Passage to read

--- start ---

You could always just add a small value cap across the winding on any pickup you have made to very effectively simulate this.

EDIT: Also in line with Helmholtz considerations... The difference is negligible. Especially when you consider the affect that the rest of the overall guitar circuit will have. Which includes the volume and tone controls and even the instrument cable. The difference in the location of the resonant peak will be MUCH greater switching between a 10' and 20' cord to the amp than the difference shown in your graph between the pickups you've made and the Fender pickup.

This topic reflects on the concept of the “typical electric guitar sound”. This comes from most single coil pickups having the resonant peak point near 3KHz and changing slightly with the length of the coax adding about 30pf of capacitance per foot. Passive pickups needed enough turns to generate enough voltage to drive two amplifier characteristics.
1. amplifier input impedance and loading by on-instrument volume and tone controls.
2. amplifier voltage sensitivity due to preamp design.

In order to generate this voltage, pickups needed to pack enough wire turns close enough to the primary string magnetic field to produce the required output level. This is what made AWG 42 and 43 the most common wire sizes.

With single coil pickups typically using a 250K ohm volume pot you will find that typical pickup resistance is about
40 times lower than the pot value, which I call the “rule of 40” to easily estimate the number of needed turns. Winding style, tight or loose, wire insulation type and thickness will each add another variable to keep in mind when trying to target a particular design, output level and sound.

Another variable is the chosen pickup magnet type and size along with whether you use a metal pickup cover which may alter the sound due to eddy currents being generated in the metal cover.

Joseph J. Rogowski

Yes, the cable capacitance is the dominant capacitance, and so it tends to "buffer" changes in pickup capacitance. That is, a difference you see in a measurement without the cable is less significant when using the cable because the difference is a smaller fractional part of the total.

If the difference is the inductance, well, there is nothing buffering that, and so it would matter more. But Gyros wants to understand the reason, not necessarily duplicate the Fender. I think that requires some measurements.

Regarding PU loading the DCR is rather insignificant.
What matters is the impedance.
A typical single coil PU (2.5H) has a (mostly inductive) impedance of around 50k @ 3kHz, i.e. without resonance.
At resonance the PU impedance can approach 1M.

Yes, the pickup alone has what you stated. However, add a 10 ft coax and you add about 300pf of capacitance in parallel which has a 176,838.8 ohm reactance at 3KHz. This is the load that is in parallel with the volume pot 250K ohm value and additional tone pot loading. This is why some might want to try making an active FET buffer in the jack end of the guitar cable with the power section being at the amp end either using a battery or plug in power supply. This FET has about a 5 to 10 meg ohm pickup load which isolates the pickup from the cable capacitance since the FET output impedance is much lower going into the amp input jack.

The wire insulation type and thickness affects the coil turn to turn capacitance along with how much winding scatter is used to attempt to reduce this capacitance. All of this is done to find what sounds better to the ear, particularly when playing live in a group and have a better way to blend than just turn up the volume on the amp.

--- end ---

Supplied material
--- start ---

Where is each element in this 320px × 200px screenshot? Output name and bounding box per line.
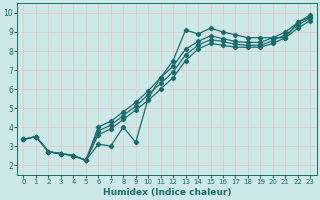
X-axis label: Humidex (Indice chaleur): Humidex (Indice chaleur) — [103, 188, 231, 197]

--- end ---

What you will do
a – According to the pickup thread, what makes up the rest of the overall guitar circuit? List each part.
b – In the pickup thread, how much capacitance does the coax add per foot?
c – Resume the guitar pickup thread after its last sentence.
The material placed after the pickup thread comes from a separate source.

Final answers
a –
- Volume controls
- Tone controls
- Instrument cable

b – About 30pf per foot.

c –
A raw pickup that is 2.5H will have a reactance of 47,100 ohms at 3KHz measured directly at the pickup output cable or wire. Then, the pot loading and coax length and loading will add additional tonal variations with the resonance peak Q dropping as well as the resonant frequency dropping.

The best measurements to make are done at the pickup output direct, at the guitar output jack and finally at the end of the guitar cable to see how those measurements change with pot loading and coax cable loading.

Pickup winding techniques will affect the direct pickup output sound first then the pot loads and coax cable loads add and may mask some more subtle winding variations.

Joseph J. Rogowski

First off, thanks everyone for offering your thoughts. Let me clarify with some more details.

The plot is one with simulated cable capacitance. I used the Integrator of Ken Willmott and Rightmark software. The integrator has a load/noload/impedance switch. This plot was with the switch on load. I picked that one, because that would probably best match with what I heard.

I did measure impedance and capacitance. Here is the compared bridge pickups of the fender, and one of my own.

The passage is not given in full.